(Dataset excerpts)
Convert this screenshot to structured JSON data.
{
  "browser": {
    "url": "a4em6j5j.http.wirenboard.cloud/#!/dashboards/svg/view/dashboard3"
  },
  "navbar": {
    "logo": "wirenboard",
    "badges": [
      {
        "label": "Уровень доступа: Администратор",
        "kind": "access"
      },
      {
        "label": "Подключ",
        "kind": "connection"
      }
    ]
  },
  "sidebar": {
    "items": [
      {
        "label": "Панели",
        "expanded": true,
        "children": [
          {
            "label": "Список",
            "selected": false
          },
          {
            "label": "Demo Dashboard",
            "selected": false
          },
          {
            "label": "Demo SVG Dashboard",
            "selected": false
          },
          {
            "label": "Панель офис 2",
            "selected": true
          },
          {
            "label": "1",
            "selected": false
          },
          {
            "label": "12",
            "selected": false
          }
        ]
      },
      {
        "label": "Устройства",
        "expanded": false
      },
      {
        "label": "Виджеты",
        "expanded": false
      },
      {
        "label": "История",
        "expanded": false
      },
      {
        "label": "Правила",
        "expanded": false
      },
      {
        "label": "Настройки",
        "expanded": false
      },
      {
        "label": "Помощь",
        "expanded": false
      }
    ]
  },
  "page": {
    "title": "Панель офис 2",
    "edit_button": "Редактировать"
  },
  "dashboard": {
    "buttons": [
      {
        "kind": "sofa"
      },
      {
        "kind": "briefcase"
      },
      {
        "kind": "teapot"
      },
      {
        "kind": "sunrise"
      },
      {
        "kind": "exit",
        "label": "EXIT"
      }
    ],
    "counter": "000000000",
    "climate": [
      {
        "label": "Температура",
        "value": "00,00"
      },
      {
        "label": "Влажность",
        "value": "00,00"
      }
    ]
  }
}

* * *

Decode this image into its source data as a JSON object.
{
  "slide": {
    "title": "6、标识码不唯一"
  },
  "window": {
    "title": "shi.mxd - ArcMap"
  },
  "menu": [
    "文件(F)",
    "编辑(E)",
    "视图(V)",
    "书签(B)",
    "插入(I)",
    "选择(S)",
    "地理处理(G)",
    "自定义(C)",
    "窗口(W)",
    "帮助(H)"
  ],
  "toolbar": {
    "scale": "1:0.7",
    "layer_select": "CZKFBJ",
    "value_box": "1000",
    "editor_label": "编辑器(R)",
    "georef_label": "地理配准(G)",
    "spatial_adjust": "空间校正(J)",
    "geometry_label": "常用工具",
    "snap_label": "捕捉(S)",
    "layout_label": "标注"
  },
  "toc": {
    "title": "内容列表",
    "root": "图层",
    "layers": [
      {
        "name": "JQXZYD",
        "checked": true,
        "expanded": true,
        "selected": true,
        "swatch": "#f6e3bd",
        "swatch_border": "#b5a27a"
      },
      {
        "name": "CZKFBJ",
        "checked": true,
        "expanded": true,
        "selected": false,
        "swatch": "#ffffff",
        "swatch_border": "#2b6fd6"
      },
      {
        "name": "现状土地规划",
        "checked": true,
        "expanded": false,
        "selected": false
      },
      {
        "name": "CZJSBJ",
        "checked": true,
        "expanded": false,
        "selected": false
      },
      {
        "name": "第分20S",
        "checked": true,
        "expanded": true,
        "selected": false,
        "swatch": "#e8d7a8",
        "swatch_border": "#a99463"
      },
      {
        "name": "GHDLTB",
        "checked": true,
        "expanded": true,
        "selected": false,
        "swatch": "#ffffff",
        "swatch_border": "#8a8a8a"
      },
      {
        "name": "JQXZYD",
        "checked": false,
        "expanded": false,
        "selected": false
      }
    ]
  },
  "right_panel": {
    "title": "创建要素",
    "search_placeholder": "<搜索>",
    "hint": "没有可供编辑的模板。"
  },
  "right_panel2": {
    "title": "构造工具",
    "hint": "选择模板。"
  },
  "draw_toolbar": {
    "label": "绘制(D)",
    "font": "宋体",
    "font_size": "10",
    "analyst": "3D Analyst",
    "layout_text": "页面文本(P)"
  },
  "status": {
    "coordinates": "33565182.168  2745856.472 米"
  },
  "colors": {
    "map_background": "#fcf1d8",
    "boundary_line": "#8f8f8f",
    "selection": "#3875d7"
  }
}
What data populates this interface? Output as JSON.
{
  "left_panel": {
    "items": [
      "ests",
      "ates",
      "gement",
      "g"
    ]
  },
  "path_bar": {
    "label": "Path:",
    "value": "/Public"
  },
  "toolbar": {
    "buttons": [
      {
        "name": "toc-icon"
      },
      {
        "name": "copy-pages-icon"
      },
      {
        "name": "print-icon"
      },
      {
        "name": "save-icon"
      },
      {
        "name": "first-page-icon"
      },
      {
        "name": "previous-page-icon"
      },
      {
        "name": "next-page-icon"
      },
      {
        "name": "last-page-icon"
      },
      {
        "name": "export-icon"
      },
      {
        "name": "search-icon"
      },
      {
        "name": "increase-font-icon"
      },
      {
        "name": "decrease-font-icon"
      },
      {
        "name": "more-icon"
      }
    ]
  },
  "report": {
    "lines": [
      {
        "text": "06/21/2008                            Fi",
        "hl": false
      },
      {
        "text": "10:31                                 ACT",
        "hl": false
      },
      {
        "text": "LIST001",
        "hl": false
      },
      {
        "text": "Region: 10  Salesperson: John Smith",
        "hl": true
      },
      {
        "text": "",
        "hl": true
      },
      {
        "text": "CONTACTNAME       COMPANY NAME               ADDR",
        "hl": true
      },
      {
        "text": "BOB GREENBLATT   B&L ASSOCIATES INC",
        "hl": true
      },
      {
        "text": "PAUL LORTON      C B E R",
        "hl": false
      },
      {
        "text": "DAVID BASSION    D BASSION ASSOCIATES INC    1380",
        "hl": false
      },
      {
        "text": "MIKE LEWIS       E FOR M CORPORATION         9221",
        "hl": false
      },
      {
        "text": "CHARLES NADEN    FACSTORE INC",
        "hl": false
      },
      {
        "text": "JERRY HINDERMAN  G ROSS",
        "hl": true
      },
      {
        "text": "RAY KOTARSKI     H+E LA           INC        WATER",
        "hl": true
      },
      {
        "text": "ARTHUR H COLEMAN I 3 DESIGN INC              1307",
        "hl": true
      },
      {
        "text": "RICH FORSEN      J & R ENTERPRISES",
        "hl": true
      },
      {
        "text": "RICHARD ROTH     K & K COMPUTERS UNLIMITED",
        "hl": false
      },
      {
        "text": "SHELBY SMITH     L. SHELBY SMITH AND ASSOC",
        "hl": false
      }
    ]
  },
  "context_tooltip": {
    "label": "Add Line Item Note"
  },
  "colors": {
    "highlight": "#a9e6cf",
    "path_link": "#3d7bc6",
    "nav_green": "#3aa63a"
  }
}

Exercise aim:
Copy each line of the listing in which the word "Demo" can be found.

Problem solution:
            "label": "Demo Dashboard",
            "label": "Demo SVG Dashboard",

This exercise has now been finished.